** Start of Material shown **
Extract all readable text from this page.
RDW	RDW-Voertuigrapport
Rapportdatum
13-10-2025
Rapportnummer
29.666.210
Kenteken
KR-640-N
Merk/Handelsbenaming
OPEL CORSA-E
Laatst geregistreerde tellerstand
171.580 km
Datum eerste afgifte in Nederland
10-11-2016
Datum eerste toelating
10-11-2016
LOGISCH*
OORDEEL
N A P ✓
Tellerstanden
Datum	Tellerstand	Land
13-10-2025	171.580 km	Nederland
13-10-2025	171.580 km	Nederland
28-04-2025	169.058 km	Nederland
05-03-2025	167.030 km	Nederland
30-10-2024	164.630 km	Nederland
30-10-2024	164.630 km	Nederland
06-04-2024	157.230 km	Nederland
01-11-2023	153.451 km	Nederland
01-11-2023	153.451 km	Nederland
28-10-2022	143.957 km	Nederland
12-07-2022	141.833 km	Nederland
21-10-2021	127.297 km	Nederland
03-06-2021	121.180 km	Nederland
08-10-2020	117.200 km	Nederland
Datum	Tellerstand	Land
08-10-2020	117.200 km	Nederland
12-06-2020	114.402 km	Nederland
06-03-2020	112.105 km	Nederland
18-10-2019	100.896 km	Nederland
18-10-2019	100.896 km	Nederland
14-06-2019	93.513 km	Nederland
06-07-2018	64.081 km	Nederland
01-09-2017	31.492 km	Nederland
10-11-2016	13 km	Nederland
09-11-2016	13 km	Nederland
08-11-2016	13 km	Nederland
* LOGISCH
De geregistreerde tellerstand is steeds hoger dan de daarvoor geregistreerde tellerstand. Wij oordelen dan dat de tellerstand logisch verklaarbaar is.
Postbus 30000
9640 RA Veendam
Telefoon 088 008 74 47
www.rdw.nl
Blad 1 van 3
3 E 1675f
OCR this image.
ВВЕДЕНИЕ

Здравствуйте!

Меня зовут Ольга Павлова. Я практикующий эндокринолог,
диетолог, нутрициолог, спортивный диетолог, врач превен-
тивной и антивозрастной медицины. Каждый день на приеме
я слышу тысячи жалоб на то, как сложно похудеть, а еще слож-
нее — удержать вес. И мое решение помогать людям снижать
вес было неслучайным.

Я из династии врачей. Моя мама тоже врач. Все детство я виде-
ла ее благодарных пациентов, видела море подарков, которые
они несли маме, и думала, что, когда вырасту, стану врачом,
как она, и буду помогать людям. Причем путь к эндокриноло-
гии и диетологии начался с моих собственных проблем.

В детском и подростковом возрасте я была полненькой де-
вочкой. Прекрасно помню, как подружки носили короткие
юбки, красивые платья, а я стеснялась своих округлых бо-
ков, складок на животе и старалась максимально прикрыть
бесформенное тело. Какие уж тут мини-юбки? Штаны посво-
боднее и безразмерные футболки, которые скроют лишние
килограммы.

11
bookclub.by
** End of Material shown **
Aim of the task: Lines holding the word "eerste" should be counted across the entries; state only how many there are.

Final result: 2